[start of Material provided]

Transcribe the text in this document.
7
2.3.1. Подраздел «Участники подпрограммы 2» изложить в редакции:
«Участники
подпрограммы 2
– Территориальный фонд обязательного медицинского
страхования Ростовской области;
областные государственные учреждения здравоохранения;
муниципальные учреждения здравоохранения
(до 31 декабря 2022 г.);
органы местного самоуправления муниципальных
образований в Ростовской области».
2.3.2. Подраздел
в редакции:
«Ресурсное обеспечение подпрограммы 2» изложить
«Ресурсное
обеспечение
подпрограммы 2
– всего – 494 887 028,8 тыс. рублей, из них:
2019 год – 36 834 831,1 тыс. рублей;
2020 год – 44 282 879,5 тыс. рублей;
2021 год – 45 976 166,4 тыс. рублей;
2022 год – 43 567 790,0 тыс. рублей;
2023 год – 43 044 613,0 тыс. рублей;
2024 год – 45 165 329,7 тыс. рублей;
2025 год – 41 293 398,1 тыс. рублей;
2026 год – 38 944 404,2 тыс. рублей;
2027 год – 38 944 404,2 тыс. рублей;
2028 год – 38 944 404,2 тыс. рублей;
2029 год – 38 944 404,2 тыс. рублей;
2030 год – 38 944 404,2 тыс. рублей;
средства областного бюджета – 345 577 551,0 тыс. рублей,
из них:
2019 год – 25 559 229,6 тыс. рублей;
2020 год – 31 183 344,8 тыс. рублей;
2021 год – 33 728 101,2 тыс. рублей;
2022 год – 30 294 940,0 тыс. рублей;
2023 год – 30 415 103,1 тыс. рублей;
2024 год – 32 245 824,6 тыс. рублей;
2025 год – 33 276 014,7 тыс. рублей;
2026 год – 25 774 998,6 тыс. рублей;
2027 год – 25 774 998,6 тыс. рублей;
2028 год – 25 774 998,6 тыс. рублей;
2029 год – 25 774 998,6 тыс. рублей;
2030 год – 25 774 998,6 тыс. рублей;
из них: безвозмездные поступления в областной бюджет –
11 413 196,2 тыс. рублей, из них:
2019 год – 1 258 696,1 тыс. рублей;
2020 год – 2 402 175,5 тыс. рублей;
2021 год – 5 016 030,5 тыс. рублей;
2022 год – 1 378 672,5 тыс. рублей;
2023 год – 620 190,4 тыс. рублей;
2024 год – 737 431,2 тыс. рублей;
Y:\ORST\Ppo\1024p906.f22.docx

[end of Material provided]
[start of Material provided]

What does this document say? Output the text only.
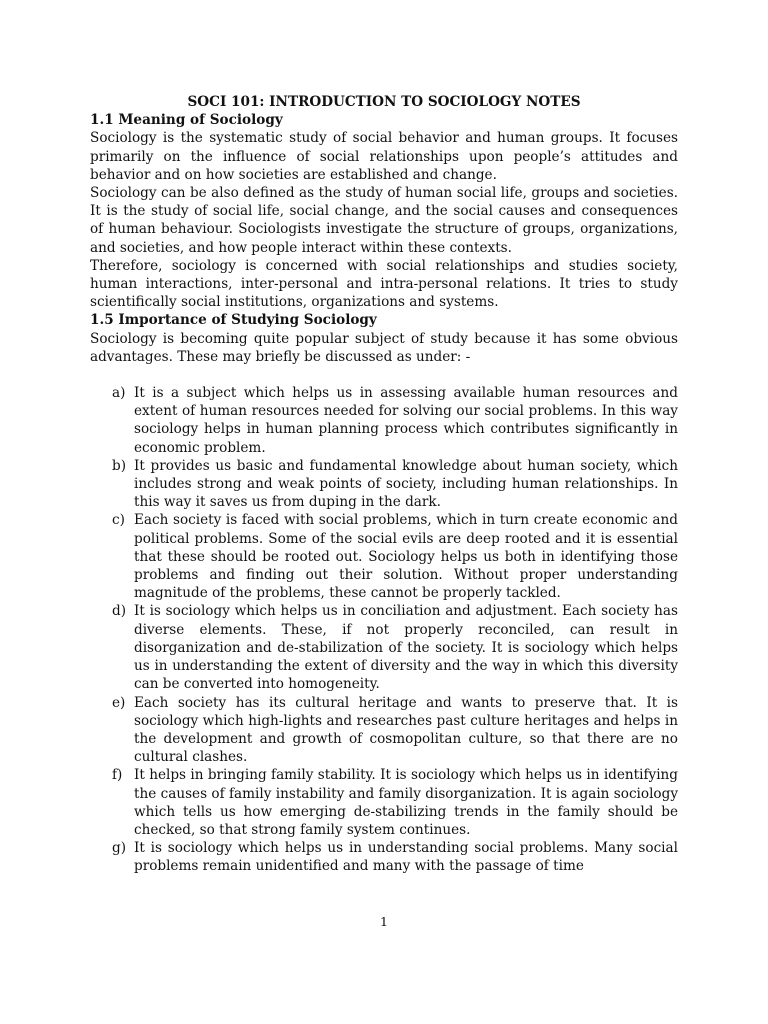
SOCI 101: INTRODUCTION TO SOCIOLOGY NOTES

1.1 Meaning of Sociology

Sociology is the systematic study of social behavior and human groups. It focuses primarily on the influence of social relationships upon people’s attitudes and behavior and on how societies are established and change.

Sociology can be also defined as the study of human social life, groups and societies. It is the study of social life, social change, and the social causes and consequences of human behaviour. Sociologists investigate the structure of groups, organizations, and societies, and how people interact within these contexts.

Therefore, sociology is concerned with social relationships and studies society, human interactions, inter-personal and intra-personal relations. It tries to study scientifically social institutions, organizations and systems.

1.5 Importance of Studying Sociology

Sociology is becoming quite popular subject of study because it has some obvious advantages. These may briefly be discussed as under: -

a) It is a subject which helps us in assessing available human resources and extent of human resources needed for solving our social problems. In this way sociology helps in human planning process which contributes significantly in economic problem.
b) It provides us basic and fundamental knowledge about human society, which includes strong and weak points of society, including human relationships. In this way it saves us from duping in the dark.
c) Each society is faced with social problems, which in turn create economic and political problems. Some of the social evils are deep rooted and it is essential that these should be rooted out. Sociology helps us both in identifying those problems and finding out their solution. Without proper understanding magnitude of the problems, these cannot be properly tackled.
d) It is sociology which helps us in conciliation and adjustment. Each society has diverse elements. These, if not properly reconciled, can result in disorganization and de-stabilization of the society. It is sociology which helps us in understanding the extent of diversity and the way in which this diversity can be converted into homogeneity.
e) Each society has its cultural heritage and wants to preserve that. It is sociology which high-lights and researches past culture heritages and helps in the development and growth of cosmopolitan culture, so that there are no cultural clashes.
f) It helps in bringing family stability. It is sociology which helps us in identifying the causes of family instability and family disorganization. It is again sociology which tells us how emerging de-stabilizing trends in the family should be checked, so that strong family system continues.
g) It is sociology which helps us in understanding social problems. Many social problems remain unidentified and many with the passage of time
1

[end of Material provided]

- What this task involves:
Pull out all lines from the entries above in which the word "change" appears.

- Exercise response:
Sociology is the systematic study of social behavior and human groups. It focuses primarily on the influence of social relationships upon people’s attitudes and behavior and on how societies are established and change.
Sociology can be also defined as the study of human social life, groups and societies. It is the study of social life, social change, and the social causes and consequences of human behaviour. Sociologists investigate the structure of groups, organizations, and societies, and how people interact within these contexts.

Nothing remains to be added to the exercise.